Copy every line from the material below that holds "pour".

=====

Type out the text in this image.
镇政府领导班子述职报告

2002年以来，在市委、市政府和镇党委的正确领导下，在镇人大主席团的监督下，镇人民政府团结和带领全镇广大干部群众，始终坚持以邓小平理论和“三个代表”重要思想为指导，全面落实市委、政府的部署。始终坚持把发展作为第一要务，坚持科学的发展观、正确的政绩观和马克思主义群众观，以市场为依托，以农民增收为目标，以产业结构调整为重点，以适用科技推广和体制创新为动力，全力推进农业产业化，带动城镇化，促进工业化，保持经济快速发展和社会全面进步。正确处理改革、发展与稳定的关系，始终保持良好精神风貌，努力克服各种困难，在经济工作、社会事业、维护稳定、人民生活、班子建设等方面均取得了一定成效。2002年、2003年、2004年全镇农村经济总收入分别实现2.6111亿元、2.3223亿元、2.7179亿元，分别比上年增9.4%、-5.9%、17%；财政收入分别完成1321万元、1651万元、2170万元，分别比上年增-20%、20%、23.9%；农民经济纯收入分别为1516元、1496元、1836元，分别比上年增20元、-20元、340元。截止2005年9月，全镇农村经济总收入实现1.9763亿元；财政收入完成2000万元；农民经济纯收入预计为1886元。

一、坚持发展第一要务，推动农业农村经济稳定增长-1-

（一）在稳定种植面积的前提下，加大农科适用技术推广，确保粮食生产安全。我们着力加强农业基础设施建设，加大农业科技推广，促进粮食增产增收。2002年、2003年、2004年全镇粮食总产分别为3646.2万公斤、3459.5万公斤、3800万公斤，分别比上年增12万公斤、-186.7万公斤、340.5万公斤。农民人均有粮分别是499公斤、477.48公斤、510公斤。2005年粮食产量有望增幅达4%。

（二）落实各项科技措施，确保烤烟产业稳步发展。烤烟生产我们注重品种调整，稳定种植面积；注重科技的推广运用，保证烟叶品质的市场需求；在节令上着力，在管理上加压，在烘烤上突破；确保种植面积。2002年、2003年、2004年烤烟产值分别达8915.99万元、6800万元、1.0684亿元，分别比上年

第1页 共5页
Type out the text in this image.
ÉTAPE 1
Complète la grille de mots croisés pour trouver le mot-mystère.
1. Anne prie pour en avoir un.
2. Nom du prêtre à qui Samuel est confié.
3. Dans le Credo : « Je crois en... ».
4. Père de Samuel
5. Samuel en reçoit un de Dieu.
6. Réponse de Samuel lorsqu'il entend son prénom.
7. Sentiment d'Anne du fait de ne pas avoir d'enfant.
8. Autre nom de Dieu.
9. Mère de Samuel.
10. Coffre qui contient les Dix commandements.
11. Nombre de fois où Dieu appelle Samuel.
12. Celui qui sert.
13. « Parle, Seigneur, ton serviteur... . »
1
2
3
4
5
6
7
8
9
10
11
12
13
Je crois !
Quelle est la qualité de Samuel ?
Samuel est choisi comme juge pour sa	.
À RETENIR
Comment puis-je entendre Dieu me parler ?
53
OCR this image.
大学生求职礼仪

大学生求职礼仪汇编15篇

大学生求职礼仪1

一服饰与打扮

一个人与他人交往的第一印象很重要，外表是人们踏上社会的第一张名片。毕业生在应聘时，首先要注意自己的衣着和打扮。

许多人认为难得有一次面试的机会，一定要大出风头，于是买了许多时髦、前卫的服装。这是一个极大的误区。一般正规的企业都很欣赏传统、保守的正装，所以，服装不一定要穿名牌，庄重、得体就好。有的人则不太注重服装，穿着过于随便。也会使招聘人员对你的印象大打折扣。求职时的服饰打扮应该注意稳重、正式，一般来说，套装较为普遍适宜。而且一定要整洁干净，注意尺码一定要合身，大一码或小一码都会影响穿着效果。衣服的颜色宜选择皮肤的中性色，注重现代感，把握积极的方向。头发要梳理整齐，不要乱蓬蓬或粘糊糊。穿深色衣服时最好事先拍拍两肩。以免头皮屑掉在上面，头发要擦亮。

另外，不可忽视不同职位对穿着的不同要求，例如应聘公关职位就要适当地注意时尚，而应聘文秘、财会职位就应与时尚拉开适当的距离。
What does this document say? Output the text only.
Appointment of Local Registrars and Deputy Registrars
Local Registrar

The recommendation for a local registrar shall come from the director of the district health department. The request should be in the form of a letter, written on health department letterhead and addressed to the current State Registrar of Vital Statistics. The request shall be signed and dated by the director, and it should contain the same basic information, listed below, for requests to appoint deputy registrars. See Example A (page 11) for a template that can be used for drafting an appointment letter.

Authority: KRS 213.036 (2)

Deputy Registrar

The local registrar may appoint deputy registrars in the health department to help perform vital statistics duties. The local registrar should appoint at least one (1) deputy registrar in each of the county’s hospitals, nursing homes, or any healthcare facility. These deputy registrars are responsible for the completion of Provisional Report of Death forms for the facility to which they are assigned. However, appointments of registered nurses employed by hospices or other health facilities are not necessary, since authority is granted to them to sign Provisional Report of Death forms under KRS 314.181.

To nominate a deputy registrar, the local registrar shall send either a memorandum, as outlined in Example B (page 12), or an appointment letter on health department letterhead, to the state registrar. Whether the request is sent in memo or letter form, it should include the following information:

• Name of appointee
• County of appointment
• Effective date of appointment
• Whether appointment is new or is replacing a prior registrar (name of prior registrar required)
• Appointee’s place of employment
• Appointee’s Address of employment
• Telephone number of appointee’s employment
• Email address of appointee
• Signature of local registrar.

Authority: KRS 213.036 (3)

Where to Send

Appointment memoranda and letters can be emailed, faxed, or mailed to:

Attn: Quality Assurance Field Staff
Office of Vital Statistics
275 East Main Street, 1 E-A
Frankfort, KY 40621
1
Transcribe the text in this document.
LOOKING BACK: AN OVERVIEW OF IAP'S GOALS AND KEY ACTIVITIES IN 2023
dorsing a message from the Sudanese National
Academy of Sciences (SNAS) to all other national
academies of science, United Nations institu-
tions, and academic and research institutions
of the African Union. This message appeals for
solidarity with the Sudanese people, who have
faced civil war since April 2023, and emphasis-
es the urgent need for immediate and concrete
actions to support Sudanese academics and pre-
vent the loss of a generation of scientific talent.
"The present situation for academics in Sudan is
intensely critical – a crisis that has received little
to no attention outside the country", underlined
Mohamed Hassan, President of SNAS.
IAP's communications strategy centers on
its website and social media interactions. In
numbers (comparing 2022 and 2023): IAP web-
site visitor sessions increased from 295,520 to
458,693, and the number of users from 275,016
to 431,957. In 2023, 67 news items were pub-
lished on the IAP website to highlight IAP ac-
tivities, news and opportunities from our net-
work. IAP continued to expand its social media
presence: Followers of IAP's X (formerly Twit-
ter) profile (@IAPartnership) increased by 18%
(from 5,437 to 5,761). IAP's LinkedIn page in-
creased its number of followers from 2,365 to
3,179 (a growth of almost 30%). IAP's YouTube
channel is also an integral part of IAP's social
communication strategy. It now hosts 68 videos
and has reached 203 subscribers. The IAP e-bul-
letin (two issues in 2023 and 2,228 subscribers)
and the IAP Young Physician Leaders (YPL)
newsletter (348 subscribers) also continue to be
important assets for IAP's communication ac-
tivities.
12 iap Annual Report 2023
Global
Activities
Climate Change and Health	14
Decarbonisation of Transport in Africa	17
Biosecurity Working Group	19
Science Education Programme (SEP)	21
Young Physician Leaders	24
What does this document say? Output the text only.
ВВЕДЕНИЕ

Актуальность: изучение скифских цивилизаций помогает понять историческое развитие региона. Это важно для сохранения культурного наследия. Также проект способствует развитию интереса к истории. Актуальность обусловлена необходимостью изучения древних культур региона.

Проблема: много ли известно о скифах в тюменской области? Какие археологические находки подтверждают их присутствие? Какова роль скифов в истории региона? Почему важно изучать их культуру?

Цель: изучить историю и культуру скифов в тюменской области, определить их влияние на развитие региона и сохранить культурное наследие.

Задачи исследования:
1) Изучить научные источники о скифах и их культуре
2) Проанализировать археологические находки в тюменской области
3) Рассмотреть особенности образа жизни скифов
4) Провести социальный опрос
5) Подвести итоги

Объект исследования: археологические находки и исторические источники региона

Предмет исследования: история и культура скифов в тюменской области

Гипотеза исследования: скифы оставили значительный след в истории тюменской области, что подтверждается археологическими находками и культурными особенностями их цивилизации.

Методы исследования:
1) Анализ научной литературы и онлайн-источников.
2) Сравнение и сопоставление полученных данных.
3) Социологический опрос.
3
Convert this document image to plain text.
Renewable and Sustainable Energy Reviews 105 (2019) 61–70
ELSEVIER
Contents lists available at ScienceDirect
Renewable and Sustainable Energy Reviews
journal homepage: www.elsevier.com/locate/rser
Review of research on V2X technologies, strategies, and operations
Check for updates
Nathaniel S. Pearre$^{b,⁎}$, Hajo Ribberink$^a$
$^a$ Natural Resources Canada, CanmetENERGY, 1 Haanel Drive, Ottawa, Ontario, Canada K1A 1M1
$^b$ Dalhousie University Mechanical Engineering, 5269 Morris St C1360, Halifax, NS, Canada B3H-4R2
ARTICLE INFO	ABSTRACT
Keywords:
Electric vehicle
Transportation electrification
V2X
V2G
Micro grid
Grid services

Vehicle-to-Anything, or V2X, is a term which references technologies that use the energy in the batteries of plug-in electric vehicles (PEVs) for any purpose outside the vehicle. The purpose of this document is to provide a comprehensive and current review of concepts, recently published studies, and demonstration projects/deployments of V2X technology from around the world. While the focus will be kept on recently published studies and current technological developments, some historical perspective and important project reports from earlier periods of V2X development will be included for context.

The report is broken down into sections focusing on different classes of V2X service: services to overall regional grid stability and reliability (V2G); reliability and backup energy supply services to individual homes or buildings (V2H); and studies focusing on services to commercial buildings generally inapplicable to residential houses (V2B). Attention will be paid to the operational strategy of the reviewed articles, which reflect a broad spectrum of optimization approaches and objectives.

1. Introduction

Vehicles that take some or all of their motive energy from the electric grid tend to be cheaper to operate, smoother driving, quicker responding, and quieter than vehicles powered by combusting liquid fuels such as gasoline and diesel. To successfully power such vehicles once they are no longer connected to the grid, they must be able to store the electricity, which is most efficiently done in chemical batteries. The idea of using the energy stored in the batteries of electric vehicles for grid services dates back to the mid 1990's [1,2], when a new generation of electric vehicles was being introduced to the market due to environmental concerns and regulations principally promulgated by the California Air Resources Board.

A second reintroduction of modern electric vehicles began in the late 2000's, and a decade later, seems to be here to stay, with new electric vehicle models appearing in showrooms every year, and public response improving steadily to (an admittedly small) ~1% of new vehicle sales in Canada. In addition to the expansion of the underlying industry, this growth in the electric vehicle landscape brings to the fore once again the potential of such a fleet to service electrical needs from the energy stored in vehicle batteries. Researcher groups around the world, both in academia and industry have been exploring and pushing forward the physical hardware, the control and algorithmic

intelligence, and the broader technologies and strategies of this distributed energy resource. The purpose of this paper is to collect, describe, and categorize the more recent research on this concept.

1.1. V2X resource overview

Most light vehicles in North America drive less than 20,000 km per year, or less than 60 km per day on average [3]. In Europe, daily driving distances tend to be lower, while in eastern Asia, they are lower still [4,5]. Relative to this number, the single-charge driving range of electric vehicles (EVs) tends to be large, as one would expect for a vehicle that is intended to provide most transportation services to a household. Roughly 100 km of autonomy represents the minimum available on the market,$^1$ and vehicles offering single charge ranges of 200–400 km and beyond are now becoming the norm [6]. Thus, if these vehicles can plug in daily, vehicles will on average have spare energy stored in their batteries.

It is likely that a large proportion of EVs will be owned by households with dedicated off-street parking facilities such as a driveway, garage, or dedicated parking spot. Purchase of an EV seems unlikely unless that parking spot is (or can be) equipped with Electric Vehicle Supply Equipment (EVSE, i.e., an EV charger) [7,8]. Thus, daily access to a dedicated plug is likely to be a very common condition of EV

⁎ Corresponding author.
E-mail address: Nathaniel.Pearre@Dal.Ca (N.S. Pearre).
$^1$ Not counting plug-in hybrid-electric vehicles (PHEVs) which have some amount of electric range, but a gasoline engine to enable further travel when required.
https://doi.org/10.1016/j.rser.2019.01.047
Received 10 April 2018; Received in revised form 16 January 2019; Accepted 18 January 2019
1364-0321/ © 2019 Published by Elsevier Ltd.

=====

### Output
Complète la grille de mots croisés pour trouver le mot-mystère.
1. Anne prie pour en avoir un.
Samuel est choisi comme juge pour sa	.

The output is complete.